EXERCISE TASK:
Every record should be copied exactly, except that pictures are to be omitted.

ITEMS:
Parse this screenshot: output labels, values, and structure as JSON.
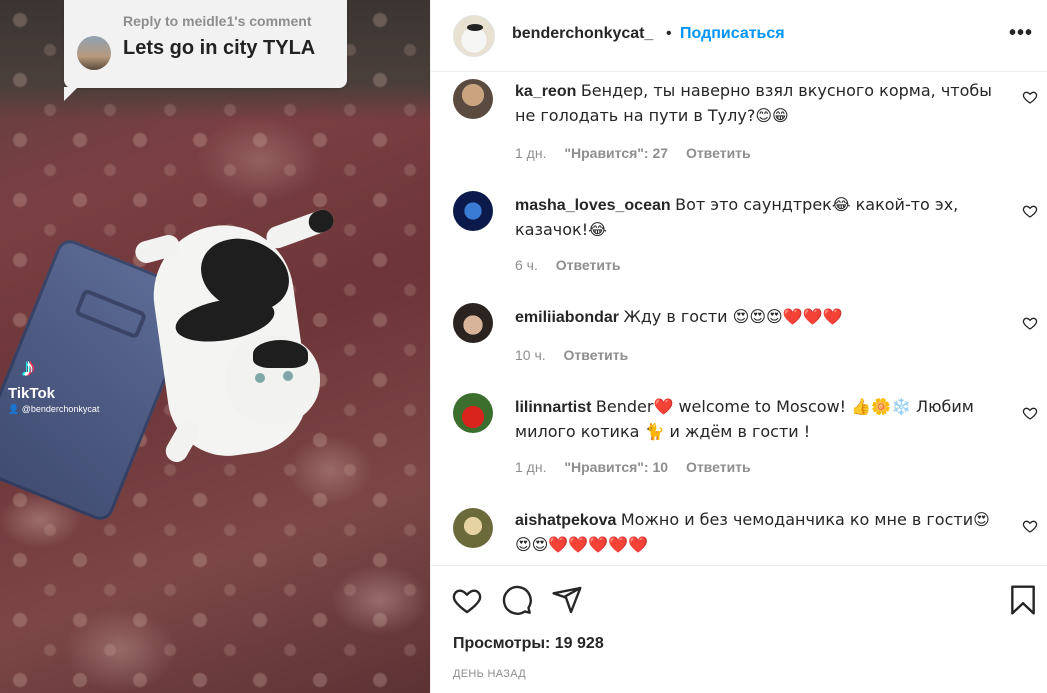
{
  "media": {
    "reply_meta": "Reply to meidle1's comment",
    "reply_text": "Lets go in city TYLA",
    "tiktok_word": "TikTok",
    "tiktok_handle": "@benderchonkycat"
  },
  "header": {
    "username": "benderchonkycat_",
    "separator": "•",
    "follow_label": "Подписаться",
    "more_label": "•••"
  },
  "comments": [
    {
      "username": "ka_reon",
      "text": "Бендер, ты наверно взял вкусного корма, чтобы не голодать на пути в Тулу?😊😁",
      "time": "1 дн.",
      "likes": "\"Нравится\": 27",
      "reply": "Ответить"
    },
    {
      "username": "masha_loves_ocean",
      "text": "Вот это саундтрек😂 какой-то эх, казачок!😂",
      "time": "6 ч.",
      "likes": "",
      "reply": "Ответить"
    },
    {
      "username": "emiliiabondar",
      "text": "Жду в гости 😍😍😍❤️❤️❤️",
      "time": "10 ч.",
      "likes": "",
      "reply": "Ответить"
    },
    {
      "username": "lilinnartist",
      "text": "Bender❤️ welcome to Moscow! 👍🌼❄️ Любим милого котика 🐈 и ждём в гости !",
      "time": "1 дн.",
      "likes": "\"Нравится\": 10",
      "reply": "Ответить"
    },
    {
      "username": "aishatpekova",
      "text": "Можно и без чемоданчика ко мне в гости😍😍😍❤️❤️❤️❤️❤️",
      "time": "",
      "likes": "",
      "reply": ""
    }
  ],
  "footer": {
    "views": "Просмотры: 19 928",
    "date": "ДЕНЬ НАЗАД"
  },
  "colors": {
    "accent": "#0095f6",
    "text": "#262626",
    "muted": "#8e8e8e",
    "border": "#efefef"
  },
  "icons": [
    "heart-icon",
    "comment-icon",
    "share-icon",
    "bookmark-icon",
    "more-icon",
    "tiktok-logo-icon"
  ]
}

RESULT OF THE TASK:
Parse this screenshot: output labels, values, and structure as JSON.
{
  "media": {
    "reply_meta": "Reply to meidle1's comment",
    "reply_text": "Lets go in city TYLA",
    "tiktok_word": "TikTok",
    "tiktok_handle": "@benderchonkycat"
  },
  "header": {
    "username": "benderchonkycat_",
    "separator": "•",
    "follow_label": "Подписаться",
    "more_label": "•••"
  },
  "comments": [
    {
      "username": "ka_reon",
      "text": "Бендер, ты наверно взял вкусного корма, чтобы не голодать на пути в Тулу?😊😁",
      "time": "1 дн.",
      "likes": "\"Нравится\": 27",
      "reply": "Ответить"
    },
    {
      "username": "masha_loves_ocean",
      "text": "Вот это саундтрек😂 какой-то эх, казачок!😂",
      "time": "6 ч.",
      "likes": "",
      "reply": "Ответить"
    },
    {
      "username": "emiliiabondar",
      "text": "Жду в гости 😍😍😍❤️❤️❤️",
      "time": "10 ч.",
      "likes": "",
      "reply": "Ответить"
    },
    {
      "username": "lilinnartist",
      "text": "Bender❤️ welcome to Moscow! 👍🌼❄️ Любим милого котика 🐈 и ждём в гости !",
      "time": "1 дн.",
      "likes": "\"Нравится\": 10",
      "reply": "Ответить"
    },
    {
      "username": "aishatpekova",
      "text": "Можно и без чемоданчика ко мне в гости😍😍😍❤️❤️❤️❤️❤️",
      "time": "",
      "likes": "",
      "reply": ""
    }
  ],
  "footer": {
    "views": "Просмотры: 19 928",
    "date": "ДЕНЬ НАЗАД"
  },
  "colors": {
    "accent": "#0095f6",
    "text": "#262626",
    "muted": "#8e8e8e",
    "border": "#efefef"
  },
  "icons": [
    "heart-icon",
    "comment-icon",
    "share-icon",
    "bookmark-icon",
    "more-icon",
    "tiktok-logo-icon"
  ]
}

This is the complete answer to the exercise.